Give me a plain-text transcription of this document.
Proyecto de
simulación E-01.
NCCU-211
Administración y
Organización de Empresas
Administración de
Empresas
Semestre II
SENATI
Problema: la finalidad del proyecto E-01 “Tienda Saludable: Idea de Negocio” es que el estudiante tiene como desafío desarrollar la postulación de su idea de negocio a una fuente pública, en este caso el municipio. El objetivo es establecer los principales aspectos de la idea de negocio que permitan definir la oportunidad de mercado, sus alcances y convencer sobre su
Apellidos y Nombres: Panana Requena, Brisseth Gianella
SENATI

***

> THE EXERCISE
Return each line of the listing that holds the string "Empresas".

> ANSWER TO THIS PROBLEM
Organización de Empresas
Empresas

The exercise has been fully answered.